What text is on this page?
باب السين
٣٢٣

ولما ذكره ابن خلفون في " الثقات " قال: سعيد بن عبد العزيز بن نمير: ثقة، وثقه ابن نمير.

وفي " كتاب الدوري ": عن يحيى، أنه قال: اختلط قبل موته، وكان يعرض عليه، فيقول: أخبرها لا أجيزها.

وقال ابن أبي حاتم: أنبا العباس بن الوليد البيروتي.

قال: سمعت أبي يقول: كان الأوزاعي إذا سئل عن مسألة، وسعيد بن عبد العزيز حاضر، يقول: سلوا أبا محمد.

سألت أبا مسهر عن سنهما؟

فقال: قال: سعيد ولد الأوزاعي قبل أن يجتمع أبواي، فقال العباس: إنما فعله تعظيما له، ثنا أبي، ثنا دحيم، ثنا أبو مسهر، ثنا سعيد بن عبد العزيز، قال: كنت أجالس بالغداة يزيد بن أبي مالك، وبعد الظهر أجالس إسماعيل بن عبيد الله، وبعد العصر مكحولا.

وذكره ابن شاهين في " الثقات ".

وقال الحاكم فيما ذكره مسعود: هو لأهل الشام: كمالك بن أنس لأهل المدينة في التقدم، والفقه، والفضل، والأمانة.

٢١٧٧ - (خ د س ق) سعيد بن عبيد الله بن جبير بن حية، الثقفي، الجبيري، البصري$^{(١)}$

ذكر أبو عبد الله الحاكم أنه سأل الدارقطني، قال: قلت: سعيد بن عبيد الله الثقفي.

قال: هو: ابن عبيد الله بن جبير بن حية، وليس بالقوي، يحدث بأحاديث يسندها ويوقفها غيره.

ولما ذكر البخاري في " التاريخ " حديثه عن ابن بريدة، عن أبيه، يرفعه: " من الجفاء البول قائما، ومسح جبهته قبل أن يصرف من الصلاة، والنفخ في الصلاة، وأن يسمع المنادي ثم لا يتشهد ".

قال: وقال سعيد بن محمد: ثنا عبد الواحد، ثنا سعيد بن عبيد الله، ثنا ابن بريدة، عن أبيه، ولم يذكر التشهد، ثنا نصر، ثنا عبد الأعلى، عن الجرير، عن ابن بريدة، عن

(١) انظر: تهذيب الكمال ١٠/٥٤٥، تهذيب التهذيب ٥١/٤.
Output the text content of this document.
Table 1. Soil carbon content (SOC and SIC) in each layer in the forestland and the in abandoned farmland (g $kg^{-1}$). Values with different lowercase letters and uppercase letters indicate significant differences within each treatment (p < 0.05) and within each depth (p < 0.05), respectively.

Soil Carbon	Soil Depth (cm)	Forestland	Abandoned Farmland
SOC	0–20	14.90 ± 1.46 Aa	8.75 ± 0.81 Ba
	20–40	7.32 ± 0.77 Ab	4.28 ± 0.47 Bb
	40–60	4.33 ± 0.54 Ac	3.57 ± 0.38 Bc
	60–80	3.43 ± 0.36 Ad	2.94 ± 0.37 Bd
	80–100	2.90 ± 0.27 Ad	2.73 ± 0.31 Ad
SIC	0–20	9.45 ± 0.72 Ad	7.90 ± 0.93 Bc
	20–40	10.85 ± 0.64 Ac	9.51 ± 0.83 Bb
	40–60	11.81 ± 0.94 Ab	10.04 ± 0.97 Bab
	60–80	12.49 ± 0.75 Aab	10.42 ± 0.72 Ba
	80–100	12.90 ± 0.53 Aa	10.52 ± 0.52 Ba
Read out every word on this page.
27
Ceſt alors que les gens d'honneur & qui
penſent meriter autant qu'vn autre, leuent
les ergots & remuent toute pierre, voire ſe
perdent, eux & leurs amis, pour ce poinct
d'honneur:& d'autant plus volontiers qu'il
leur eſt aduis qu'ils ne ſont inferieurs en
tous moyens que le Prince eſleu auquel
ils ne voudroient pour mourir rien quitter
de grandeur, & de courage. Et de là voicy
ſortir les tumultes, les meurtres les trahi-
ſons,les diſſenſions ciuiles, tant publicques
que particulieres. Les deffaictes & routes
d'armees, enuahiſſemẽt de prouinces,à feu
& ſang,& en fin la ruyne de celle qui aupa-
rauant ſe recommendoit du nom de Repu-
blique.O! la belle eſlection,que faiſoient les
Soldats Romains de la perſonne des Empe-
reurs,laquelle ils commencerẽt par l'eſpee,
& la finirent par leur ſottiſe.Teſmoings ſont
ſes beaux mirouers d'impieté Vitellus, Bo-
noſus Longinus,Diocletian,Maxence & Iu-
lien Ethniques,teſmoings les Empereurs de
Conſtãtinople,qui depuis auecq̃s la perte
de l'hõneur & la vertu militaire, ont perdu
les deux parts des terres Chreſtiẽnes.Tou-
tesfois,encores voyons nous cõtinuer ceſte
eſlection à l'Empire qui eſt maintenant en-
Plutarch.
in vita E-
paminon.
|---|
■ **Stated task**: Copy down every line of the entries containing the word "العباس".

■ **Written response**:
وقال ابن أبي حاتم: أنبا العباس بن الوليد البيروتي.
فقال: قال: سعيد ولد الأوزاعي قبل أن يجتمع أبواي، فقال العباس: إنما فعله تعظيما له، ثنا أبي، ثنا دحيم، ثنا أبو مسهر، ثنا سعيد بن عبد العزيز، قال: كنت أجالس بالغداة يزيد بن أبي مالك، وبعد الظهر أجالس إسماعيل بن عبيد الله، وبعد العصر مكحولا.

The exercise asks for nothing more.